GOAL OF THE EXERCISE → In the listing below, count the lines with "багато" and report only the figure.
--- Begin ---
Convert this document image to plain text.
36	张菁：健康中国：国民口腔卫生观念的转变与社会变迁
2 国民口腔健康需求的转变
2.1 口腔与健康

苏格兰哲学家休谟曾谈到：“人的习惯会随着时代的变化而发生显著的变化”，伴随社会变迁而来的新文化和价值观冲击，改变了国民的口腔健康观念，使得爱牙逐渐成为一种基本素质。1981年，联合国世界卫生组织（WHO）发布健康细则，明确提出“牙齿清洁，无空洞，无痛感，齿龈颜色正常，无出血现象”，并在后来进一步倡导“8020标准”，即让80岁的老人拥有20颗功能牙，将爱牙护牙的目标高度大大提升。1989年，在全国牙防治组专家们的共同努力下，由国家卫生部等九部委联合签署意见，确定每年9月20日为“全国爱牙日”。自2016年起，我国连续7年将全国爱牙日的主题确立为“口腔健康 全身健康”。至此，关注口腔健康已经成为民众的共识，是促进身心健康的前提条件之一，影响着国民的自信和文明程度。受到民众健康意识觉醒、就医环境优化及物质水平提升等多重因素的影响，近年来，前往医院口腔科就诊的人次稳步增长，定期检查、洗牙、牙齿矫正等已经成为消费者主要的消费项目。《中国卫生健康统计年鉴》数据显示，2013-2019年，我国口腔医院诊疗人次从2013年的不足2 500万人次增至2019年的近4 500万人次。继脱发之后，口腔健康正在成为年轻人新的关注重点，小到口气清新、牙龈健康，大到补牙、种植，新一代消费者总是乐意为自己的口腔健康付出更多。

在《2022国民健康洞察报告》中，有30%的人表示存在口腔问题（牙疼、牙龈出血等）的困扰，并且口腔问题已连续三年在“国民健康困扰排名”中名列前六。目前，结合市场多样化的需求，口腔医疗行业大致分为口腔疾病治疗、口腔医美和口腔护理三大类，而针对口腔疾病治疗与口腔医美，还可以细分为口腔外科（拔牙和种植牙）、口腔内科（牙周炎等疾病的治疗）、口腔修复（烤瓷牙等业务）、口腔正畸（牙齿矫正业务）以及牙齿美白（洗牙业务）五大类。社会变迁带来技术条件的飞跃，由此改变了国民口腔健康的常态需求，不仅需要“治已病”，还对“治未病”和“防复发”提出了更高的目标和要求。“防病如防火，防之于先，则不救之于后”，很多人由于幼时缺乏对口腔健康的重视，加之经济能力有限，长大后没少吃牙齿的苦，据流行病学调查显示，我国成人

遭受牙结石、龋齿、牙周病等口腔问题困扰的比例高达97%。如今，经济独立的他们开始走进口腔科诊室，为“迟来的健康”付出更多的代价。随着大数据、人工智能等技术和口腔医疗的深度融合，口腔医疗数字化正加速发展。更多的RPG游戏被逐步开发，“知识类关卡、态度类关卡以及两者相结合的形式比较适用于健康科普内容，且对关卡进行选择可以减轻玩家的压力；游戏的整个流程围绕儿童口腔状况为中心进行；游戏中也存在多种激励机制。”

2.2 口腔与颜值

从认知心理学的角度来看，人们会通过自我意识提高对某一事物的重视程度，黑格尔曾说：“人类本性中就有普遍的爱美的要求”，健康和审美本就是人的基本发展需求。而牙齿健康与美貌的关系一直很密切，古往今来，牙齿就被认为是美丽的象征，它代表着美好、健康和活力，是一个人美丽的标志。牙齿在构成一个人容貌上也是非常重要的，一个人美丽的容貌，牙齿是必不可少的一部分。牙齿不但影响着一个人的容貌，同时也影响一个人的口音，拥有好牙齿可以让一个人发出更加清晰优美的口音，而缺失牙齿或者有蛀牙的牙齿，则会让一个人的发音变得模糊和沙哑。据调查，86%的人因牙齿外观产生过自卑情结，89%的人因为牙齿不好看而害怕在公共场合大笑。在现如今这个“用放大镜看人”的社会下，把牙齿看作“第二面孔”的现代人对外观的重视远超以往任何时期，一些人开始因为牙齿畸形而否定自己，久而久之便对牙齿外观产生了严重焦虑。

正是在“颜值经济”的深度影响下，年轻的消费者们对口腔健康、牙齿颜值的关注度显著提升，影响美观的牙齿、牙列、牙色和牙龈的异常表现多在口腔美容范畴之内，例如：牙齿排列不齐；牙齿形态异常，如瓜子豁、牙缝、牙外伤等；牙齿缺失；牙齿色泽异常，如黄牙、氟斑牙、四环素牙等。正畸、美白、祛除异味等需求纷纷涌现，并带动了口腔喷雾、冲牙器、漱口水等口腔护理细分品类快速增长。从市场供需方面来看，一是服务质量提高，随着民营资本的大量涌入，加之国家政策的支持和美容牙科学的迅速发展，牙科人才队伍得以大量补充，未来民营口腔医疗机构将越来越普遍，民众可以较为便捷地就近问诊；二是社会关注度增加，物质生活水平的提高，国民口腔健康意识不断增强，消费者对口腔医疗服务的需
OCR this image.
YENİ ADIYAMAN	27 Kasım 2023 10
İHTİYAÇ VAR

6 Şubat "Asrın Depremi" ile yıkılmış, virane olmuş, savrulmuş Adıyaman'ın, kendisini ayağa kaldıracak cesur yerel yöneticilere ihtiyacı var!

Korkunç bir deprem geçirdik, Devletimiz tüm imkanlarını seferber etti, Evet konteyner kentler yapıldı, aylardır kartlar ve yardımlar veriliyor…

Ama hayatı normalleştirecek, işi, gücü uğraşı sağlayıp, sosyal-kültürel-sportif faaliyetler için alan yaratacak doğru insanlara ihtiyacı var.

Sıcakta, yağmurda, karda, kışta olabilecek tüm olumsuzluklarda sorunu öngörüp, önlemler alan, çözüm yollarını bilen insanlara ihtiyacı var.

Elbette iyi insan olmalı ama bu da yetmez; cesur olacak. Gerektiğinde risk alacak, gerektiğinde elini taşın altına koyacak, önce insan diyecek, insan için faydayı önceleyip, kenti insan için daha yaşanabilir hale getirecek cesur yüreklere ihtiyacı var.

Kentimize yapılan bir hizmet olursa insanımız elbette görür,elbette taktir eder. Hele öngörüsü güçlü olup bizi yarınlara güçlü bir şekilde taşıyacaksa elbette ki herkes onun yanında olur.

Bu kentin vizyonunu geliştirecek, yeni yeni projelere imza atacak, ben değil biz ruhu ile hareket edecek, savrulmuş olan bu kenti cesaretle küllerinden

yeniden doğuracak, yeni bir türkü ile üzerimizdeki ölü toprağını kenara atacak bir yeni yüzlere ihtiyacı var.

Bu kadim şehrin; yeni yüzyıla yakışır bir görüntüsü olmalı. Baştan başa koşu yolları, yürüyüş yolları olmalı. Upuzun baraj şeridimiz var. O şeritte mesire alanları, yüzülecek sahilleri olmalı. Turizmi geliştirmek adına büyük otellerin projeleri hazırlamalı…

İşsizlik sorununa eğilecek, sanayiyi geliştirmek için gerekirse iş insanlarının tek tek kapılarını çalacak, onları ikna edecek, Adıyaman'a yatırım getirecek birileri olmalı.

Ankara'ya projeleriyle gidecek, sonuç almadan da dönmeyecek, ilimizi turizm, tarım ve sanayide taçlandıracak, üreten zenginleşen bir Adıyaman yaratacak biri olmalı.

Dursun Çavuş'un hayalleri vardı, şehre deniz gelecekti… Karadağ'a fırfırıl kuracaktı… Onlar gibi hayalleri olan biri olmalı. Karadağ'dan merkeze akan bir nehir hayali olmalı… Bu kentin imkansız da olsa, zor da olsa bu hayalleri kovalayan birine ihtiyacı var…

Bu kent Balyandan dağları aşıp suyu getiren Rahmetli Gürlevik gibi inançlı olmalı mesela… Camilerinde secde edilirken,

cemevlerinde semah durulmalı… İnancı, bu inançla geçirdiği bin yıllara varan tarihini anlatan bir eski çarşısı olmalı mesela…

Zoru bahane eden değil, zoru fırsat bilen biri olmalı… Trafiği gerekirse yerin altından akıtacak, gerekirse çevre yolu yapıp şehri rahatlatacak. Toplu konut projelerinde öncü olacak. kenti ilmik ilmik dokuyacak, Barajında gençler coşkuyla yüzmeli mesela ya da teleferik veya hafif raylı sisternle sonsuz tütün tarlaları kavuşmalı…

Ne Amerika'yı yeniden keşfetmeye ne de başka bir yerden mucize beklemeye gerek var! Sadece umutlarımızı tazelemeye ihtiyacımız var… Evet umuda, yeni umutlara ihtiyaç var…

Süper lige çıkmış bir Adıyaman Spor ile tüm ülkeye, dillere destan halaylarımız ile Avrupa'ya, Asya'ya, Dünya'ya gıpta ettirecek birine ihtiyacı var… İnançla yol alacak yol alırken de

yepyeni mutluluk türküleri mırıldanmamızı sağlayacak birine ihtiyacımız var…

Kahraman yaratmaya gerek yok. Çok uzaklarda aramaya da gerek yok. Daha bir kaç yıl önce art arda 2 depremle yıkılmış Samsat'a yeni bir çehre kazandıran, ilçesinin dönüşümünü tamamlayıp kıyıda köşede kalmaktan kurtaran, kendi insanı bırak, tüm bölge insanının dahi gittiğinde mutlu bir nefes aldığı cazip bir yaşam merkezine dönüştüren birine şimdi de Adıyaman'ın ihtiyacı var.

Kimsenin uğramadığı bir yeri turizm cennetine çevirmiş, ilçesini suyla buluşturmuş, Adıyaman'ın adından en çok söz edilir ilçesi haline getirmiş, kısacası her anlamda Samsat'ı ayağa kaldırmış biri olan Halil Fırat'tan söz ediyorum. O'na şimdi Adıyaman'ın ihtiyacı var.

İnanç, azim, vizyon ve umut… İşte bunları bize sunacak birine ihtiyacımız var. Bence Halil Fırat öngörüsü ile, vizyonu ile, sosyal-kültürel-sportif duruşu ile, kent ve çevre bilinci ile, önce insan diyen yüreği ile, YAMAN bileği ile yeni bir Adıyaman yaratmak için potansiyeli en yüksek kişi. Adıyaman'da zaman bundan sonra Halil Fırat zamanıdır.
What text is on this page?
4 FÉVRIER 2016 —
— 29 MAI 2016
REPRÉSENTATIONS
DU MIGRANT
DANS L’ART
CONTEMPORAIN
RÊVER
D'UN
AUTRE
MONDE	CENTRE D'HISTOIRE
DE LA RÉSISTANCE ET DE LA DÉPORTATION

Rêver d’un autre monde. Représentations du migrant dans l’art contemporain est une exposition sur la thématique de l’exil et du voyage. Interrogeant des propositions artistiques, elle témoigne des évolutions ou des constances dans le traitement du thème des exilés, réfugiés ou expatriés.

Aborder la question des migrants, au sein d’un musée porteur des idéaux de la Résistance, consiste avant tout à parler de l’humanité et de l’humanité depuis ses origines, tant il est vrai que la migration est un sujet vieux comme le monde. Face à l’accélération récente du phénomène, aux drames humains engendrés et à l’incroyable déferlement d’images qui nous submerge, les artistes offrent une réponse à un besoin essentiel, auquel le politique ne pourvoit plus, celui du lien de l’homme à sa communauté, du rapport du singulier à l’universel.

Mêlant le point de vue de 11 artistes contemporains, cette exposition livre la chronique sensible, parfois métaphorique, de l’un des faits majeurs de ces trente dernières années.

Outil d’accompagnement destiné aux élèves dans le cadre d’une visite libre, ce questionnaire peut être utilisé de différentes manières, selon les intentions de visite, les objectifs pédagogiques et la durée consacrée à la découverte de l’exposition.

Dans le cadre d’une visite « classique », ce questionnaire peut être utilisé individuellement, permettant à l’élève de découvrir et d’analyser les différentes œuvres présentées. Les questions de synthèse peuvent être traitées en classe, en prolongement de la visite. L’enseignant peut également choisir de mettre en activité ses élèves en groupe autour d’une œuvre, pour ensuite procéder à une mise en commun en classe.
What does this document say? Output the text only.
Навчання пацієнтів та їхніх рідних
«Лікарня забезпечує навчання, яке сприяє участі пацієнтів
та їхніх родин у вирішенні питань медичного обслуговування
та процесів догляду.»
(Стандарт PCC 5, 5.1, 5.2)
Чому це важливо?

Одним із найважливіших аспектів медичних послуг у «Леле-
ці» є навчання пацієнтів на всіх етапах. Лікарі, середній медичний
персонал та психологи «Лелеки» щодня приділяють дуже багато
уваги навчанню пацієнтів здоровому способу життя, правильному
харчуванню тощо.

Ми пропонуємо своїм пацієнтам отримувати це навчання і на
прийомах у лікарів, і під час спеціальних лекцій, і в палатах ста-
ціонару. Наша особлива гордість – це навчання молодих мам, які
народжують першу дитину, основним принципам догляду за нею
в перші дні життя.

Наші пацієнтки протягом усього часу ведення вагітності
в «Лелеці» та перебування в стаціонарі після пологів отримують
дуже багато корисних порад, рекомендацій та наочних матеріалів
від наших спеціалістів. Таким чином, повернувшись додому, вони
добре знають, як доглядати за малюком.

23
--- End ---
FULL OUTPUT → 2